▸ TASK DETAILS
Using the records below, locate all lines containing "title" and return them.

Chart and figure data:
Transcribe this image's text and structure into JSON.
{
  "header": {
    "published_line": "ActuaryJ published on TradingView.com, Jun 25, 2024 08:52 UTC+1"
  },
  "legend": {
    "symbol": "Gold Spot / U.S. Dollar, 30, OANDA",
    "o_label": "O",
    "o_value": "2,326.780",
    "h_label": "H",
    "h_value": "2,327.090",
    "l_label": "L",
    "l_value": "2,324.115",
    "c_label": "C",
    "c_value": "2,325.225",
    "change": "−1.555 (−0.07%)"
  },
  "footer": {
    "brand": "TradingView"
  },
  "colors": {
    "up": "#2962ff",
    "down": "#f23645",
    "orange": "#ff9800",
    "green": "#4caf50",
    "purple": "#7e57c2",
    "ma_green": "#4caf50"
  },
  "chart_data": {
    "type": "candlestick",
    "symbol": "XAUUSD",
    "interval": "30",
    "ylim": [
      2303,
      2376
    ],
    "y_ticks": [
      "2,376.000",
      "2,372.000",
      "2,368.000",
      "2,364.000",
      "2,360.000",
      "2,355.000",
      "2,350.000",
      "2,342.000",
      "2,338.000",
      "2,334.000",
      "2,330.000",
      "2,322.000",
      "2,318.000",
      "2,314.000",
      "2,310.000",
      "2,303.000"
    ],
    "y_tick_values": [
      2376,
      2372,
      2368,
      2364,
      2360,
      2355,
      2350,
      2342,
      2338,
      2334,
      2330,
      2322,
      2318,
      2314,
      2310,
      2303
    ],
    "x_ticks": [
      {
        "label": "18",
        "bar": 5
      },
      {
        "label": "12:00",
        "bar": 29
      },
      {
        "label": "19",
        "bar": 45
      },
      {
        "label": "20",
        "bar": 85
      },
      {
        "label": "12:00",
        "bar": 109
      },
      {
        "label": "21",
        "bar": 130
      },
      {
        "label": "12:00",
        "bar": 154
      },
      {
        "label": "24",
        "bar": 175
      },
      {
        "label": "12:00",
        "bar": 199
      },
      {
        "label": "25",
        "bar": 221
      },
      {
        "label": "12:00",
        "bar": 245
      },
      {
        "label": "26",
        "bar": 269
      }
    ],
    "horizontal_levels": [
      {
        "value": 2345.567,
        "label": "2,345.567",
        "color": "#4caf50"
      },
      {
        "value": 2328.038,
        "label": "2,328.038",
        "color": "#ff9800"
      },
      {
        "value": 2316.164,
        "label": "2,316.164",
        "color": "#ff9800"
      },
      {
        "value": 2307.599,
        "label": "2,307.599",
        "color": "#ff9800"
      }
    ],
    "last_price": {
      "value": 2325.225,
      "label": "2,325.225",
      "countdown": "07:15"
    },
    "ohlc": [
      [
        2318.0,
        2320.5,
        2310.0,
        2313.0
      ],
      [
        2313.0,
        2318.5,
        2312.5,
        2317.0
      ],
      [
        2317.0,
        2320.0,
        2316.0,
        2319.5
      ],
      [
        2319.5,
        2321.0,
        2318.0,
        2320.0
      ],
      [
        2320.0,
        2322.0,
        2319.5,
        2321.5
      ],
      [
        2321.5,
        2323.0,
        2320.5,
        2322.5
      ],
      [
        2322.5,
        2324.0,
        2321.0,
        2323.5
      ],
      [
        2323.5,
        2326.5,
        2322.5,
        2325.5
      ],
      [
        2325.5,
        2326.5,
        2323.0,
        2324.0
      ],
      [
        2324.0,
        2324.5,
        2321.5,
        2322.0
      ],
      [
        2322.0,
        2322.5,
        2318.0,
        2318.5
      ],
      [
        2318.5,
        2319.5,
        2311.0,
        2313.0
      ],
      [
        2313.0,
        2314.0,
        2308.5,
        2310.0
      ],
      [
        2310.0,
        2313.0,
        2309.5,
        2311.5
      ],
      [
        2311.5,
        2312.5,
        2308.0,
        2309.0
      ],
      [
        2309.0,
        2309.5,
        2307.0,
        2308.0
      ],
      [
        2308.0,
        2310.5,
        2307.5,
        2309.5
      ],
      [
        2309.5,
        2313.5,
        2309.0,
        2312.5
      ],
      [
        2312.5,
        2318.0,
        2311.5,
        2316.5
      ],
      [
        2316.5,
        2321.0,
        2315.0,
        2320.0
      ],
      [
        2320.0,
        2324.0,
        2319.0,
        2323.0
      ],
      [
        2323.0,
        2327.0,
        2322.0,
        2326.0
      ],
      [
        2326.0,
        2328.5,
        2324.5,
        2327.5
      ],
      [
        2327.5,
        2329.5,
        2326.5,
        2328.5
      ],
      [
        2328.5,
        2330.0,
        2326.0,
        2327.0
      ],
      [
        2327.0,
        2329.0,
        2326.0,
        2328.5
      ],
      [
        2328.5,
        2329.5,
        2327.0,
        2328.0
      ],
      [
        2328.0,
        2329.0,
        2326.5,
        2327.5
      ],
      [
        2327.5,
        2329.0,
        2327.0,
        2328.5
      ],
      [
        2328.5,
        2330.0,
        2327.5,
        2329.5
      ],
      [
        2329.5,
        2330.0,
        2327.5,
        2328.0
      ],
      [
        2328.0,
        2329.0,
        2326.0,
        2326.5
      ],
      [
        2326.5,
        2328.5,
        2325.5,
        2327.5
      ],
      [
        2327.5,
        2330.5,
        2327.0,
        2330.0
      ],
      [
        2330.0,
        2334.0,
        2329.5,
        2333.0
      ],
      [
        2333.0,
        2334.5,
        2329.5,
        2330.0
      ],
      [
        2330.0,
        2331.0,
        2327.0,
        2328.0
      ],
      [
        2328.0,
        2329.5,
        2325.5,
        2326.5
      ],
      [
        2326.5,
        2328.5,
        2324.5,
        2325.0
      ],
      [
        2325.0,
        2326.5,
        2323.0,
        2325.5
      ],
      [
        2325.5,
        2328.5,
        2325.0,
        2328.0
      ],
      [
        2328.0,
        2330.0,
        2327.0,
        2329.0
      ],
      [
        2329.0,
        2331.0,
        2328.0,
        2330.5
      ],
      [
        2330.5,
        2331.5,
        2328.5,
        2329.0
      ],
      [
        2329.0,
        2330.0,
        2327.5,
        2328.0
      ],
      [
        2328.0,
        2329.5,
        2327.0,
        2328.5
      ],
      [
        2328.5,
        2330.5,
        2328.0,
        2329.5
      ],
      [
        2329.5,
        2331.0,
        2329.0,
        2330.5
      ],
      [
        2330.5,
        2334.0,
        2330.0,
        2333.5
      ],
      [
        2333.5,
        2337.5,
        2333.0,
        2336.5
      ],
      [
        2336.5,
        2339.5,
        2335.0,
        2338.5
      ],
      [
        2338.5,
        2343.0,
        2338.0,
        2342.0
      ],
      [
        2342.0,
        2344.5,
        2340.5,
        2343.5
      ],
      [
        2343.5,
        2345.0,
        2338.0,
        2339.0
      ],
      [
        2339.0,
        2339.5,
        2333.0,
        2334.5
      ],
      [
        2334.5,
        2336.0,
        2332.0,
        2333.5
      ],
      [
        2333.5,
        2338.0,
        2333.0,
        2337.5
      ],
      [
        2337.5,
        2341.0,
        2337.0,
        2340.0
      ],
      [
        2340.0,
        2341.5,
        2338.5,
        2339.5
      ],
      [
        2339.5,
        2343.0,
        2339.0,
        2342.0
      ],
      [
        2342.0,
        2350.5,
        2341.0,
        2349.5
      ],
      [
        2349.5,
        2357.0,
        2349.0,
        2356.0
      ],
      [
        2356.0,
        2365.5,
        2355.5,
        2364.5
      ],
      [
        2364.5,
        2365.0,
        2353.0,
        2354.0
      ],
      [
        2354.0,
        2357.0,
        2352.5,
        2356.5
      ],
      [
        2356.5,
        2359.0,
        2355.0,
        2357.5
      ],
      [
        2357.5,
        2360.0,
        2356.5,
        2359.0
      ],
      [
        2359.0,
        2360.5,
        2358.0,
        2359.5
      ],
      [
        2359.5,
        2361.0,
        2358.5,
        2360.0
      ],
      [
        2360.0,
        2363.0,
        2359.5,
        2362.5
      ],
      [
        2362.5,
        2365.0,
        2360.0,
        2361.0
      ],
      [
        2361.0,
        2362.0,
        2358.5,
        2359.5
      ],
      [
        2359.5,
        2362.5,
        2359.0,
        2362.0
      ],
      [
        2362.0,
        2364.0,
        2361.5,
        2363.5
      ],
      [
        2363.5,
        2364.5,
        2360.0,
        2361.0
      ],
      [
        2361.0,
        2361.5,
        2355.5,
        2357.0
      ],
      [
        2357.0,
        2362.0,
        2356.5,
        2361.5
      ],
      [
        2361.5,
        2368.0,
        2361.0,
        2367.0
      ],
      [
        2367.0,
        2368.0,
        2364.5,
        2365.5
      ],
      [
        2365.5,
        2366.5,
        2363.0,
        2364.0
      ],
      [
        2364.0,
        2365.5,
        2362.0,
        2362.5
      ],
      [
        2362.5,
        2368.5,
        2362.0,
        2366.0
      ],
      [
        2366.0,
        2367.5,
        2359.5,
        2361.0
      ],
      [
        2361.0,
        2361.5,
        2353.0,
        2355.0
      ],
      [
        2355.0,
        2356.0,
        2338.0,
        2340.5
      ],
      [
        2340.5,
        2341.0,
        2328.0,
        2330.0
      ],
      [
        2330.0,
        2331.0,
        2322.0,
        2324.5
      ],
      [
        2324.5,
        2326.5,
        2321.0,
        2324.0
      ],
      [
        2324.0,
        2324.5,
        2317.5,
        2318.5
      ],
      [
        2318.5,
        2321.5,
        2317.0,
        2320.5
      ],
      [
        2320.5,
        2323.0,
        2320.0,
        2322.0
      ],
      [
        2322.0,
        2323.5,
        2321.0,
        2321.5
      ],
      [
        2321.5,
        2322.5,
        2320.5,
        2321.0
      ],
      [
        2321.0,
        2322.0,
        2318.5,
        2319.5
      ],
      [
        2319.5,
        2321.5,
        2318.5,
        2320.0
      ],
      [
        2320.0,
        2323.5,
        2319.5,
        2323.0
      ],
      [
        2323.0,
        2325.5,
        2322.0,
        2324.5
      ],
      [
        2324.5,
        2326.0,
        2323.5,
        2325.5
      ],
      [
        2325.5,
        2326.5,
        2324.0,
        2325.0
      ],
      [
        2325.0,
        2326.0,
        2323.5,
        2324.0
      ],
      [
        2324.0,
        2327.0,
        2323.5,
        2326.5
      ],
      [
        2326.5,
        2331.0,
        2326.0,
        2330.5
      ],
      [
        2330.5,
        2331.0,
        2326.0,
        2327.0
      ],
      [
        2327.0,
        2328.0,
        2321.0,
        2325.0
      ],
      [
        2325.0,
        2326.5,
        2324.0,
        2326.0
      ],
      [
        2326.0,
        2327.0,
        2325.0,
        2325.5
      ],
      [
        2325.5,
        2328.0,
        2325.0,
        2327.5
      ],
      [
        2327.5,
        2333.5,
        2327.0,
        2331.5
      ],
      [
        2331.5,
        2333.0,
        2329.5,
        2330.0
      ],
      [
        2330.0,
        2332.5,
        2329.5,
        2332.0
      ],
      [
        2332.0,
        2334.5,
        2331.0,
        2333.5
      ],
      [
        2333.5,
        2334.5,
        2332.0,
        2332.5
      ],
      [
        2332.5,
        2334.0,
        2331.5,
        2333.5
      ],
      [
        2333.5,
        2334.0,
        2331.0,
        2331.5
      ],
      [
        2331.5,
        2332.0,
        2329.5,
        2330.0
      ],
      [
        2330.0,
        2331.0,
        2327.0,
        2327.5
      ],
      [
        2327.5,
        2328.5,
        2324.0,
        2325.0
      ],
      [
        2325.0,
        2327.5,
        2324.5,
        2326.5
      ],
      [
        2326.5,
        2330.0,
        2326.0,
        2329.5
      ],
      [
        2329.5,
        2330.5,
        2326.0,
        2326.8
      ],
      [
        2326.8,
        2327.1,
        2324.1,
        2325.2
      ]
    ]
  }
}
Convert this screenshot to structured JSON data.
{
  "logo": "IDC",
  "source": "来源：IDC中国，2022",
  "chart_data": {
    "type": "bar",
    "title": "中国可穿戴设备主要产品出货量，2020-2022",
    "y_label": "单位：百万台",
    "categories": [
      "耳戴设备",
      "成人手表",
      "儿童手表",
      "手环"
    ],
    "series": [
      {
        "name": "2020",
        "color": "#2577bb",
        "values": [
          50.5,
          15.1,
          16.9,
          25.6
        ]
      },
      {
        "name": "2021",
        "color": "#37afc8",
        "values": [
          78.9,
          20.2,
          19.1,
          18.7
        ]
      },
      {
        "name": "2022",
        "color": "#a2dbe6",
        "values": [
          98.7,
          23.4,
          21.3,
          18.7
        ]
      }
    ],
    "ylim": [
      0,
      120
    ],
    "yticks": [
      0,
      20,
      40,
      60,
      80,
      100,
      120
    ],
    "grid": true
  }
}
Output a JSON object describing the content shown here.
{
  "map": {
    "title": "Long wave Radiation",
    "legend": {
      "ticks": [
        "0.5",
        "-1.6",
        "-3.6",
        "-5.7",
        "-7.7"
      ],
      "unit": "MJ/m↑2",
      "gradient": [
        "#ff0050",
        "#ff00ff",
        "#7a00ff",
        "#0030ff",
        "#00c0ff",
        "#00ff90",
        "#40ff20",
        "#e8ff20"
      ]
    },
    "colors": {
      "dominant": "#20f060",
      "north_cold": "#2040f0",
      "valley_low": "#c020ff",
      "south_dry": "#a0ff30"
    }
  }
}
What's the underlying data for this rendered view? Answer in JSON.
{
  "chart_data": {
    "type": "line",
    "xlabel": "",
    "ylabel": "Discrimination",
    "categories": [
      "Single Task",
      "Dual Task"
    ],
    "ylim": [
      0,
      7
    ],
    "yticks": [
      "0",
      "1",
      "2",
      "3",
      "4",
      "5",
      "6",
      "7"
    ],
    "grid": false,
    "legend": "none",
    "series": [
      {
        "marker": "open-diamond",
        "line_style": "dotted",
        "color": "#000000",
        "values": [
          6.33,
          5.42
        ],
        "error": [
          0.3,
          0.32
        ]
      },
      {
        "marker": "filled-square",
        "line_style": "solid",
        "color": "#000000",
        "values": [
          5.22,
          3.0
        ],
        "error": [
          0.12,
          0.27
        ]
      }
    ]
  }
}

▸ SOLVED PROBLEM
    "title": "中国可穿戴设备主要产品出货量，2020-2022",
    "title": "Long wave Radiation",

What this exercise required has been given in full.